[Stored data]
----------------
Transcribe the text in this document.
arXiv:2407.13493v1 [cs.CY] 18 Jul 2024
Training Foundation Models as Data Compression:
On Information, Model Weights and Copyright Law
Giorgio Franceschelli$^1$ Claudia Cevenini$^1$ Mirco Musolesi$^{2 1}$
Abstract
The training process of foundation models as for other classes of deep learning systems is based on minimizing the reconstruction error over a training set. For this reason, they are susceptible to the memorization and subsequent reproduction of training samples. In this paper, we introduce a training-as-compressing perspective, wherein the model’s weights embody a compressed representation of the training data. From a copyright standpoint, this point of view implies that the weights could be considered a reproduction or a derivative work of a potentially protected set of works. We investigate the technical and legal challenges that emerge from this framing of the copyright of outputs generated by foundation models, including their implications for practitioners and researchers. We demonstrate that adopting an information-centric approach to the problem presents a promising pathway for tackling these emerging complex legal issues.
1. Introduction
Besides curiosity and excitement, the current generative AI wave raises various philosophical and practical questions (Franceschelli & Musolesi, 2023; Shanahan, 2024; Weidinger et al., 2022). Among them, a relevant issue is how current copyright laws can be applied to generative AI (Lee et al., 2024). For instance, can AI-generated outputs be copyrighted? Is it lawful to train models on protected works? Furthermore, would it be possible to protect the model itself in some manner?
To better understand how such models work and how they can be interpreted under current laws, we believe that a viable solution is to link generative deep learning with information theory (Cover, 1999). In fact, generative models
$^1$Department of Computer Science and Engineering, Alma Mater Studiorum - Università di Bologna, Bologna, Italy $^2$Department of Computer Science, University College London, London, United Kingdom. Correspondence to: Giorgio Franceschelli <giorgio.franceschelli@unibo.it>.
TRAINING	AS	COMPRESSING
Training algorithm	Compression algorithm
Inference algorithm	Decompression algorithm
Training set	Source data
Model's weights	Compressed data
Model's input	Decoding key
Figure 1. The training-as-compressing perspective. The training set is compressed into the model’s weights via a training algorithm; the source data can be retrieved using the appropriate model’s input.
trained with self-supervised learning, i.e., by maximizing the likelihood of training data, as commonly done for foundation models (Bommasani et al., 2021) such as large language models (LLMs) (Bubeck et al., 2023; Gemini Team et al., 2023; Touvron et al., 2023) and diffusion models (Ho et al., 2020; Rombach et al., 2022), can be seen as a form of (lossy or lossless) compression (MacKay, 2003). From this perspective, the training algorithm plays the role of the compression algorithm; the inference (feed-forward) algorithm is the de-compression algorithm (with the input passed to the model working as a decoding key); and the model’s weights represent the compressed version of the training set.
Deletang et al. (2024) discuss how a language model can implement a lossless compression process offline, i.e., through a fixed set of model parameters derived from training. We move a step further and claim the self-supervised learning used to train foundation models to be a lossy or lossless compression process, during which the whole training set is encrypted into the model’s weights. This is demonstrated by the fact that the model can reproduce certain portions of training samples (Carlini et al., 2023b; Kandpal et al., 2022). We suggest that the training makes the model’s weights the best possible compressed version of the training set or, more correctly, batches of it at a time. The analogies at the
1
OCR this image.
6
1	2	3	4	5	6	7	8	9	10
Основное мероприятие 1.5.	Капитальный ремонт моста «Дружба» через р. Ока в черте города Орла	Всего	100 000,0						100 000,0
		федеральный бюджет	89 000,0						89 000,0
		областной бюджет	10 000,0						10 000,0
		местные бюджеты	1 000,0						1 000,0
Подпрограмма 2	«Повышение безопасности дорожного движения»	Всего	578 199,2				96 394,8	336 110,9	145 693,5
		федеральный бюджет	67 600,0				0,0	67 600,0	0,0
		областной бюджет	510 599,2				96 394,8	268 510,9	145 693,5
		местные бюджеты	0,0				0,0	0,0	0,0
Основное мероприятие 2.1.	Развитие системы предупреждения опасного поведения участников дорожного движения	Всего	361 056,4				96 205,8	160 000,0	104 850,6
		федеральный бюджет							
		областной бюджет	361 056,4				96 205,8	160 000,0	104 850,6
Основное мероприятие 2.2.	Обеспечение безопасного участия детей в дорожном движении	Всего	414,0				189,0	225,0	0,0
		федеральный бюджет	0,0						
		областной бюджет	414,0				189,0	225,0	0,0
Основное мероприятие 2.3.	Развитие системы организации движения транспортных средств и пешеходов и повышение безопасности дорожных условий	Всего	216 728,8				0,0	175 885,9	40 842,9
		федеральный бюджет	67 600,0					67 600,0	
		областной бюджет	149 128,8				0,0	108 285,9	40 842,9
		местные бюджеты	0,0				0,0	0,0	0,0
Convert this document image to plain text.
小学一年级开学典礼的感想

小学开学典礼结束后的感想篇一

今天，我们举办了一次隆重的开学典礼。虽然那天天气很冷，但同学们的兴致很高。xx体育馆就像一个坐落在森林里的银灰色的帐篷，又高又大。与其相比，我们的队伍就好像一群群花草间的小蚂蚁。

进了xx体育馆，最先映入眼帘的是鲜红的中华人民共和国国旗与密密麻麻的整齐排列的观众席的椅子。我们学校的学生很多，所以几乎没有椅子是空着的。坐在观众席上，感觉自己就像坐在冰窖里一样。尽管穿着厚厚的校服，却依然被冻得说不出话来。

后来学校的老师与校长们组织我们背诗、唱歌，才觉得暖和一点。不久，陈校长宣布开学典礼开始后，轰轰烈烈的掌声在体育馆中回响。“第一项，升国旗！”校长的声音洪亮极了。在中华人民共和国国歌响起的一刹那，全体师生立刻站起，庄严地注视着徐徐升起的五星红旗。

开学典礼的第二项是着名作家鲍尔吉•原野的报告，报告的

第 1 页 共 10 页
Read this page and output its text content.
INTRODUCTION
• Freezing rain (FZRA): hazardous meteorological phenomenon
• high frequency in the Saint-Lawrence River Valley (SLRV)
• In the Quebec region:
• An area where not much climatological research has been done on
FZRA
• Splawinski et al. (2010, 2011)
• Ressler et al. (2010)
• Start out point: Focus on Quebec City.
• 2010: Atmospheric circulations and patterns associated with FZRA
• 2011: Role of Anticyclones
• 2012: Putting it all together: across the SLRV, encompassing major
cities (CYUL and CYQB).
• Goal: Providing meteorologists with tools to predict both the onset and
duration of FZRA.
----------------
> **The task**
Output the complete data exactly as written.

> **Solved exercise**
Transcribe the text in this document.
arXiv:2407.13493v1 [cs.CY] 18 Jul 2024
Training Foundation Models as Data Compression:
On Information, Model Weights and Copyright Law
Giorgio Franceschelli$^1$ Claudia Cevenini$^1$ Mirco Musolesi$^{2 1}$
Abstract
The training process of foundation models as for other classes of deep learning systems is based on minimizing the reconstruction error over a training set. For this reason, they are susceptible to the memorization and subsequent reproduction of training samples. In this paper, we introduce a training-as-compressing perspective, wherein the model’s weights embody a compressed representation of the training data. From a copyright standpoint, this point of view implies that the weights could be considered a reproduction or a derivative work of a potentially protected set of works. We investigate the technical and legal challenges that emerge from this framing of the copyright of outputs generated by foundation models, including their implications for practitioners and researchers. We demonstrate that adopting an information-centric approach to the problem presents a promising pathway for tackling these emerging complex legal issues.
1. Introduction
Besides curiosity and excitement, the current generative AI wave raises various philosophical and practical questions (Franceschelli & Musolesi, 2023; Shanahan, 2024; Weidinger et al., 2022). Among them, a relevant issue is how current copyright laws can be applied to generative AI (Lee et al., 2024). For instance, can AI-generated outputs be copyrighted? Is it lawful to train models on protected works? Furthermore, would it be possible to protect the model itself in some manner?
To better understand how such models work and how they can be interpreted under current laws, we believe that a viable solution is to link generative deep learning with information theory (Cover, 1999). In fact, generative models
$^1$Department of Computer Science and Engineering, Alma Mater Studiorum - Università di Bologna, Bologna, Italy $^2$Department of Computer Science, University College London, London, United Kingdom. Correspondence to: Giorgio Franceschelli <giorgio.franceschelli@unibo.it>.
TRAINING	AS	COMPRESSING
Training algorithm	Compression algorithm
Inference algorithm	Decompression algorithm
Training set	Source data
Model's weights	Compressed data
Model's input	Decoding key
Figure 1. The training-as-compressing perspective. The training set is compressed into the model’s weights via a training algorithm; the source data can be retrieved using the appropriate model’s input.
trained with self-supervised learning, i.e., by maximizing the likelihood of training data, as commonly done for foundation models (Bommasani et al., 2021) such as large language models (LLMs) (Bubeck et al., 2023; Gemini Team et al., 2023; Touvron et al., 2023) and diffusion models (Ho et al., 2020; Rombach et al., 2022), can be seen as a form of (lossy or lossless) compression (MacKay, 2003). From this perspective, the training algorithm plays the role of the compression algorithm; the inference (feed-forward) algorithm is the de-compression algorithm (with the input passed to the model working as a decoding key); and the model’s weights represent the compressed version of the training set.
Deletang et al. (2024) discuss how a language model can implement a lossless compression process offline, i.e., through a fixed set of model parameters derived from training. We move a step further and claim the self-supervised learning used to train foundation models to be a lossy or lossless compression process, during which the whole training set is encrypted into the model’s weights. This is demonstrated by the fact that the model can reproduce certain portions of training samples (Carlini et al., 2023b; Kandpal et al., 2022). We suggest that the training makes the model’s weights the best possible compressed version of the training set or, more correctly, batches of it at a time. The analogies at the
1
OCR this image.
6
1	2	3	4	5	6	7	8	9	10
Основное мероприятие 1.5.	Капитальный ремонт моста «Дружба» через р. Ока в черте города Орла	Всего	100 000,0						100 000,0
		федеральный бюджет	89 000,0						89 000,0
		областной бюджет	10 000,0						10 000,0
		местные бюджеты	1 000,0						1 000,0
Подпрограмма 2	«Повышение безопасности дорожного движения»	Всего	578 199,2				96 394,8	336 110,9	145 693,5
		федеральный бюджет	67 600,0				0,0	67 600,0	0,0
		областной бюджет	510 599,2				96 394,8	268 510,9	145 693,5
		местные бюджеты	0,0				0,0	0,0	0,0
Основное мероприятие 2.1.	Развитие системы предупреждения опасного поведения участников дорожного движения	Всего	361 056,4				96 205,8	160 000,0	104 850,6
		федеральный бюджет							
		областной бюджет	361 056,4				96 205,8	160 000,0	104 850,6
Основное мероприятие 2.2.	Обеспечение безопасного участия детей в дорожном движении	Всего	414,0				189,0	225,0	0,0
		федеральный бюджет	0,0						
		областной бюджет	414,0				189,0	225,0	0,0
Основное мероприятие 2.3.	Развитие системы организации движения транспортных средств и пешеходов и повышение безопасности дорожных условий	Всего	216 728,8				0,0	175 885,9	40 842,9
		федеральный бюджет	67 600,0					67 600,0	
		областной бюджет	149 128,8				0,0	108 285,9	40 842,9
		местные бюджеты	0,0				0,0	0,0	0,0
Convert this document image to plain text.
小学一年级开学典礼的感想

小学开学典礼结束后的感想篇一

今天，我们举办了一次隆重的开学典礼。虽然那天天气很冷，但同学们的兴致很高。xx体育馆就像一个坐落在森林里的银灰色的帐篷，又高又大。与其相比，我们的队伍就好像一群群花草间的小蚂蚁。

进了xx体育馆，最先映入眼帘的是鲜红的中华人民共和国国旗与密密麻麻的整齐排列的观众席的椅子。我们学校的学生很多，所以几乎没有椅子是空着的。坐在观众席上，感觉自己就像坐在冰窖里一样。尽管穿着厚厚的校服，却依然被冻得说不出话来。

后来学校的老师与校长们组织我们背诗、唱歌，才觉得暖和一点。不久，陈校长宣布开学典礼开始后，轰轰烈烈的掌声在体育馆中回响。“第一项，升国旗！”校长的声音洪亮极了。在中华人民共和国国歌响起的一刹那，全体师生立刻站起，庄严地注视着徐徐升起的五星红旗。

开学典礼的第二项是着名作家鲍尔吉•原野的报告，报告的

第 1 页 共 10 页
Read this page and output its text content.
INTRODUCTION
• Freezing rain (FZRA): hazardous meteorological phenomenon
• high frequency in the Saint-Lawrence River Valley (SLRV)
• In the Quebec region:
• An area where not much climatological research has been done on
FZRA
• Splawinski et al. (2010, 2011)
• Ressler et al. (2010)
• Start out point: Focus on Quebec City.
• 2010: Atmospheric circulations and patterns associated with FZRA
• 2011: Role of Anticyclones
• 2012: Putting it all together: across the SLRV, encompassing major
cities (CYUL and CYQB).
• Goal: Providing meteorologists with tools to predict both the onset and
duration of FZRA.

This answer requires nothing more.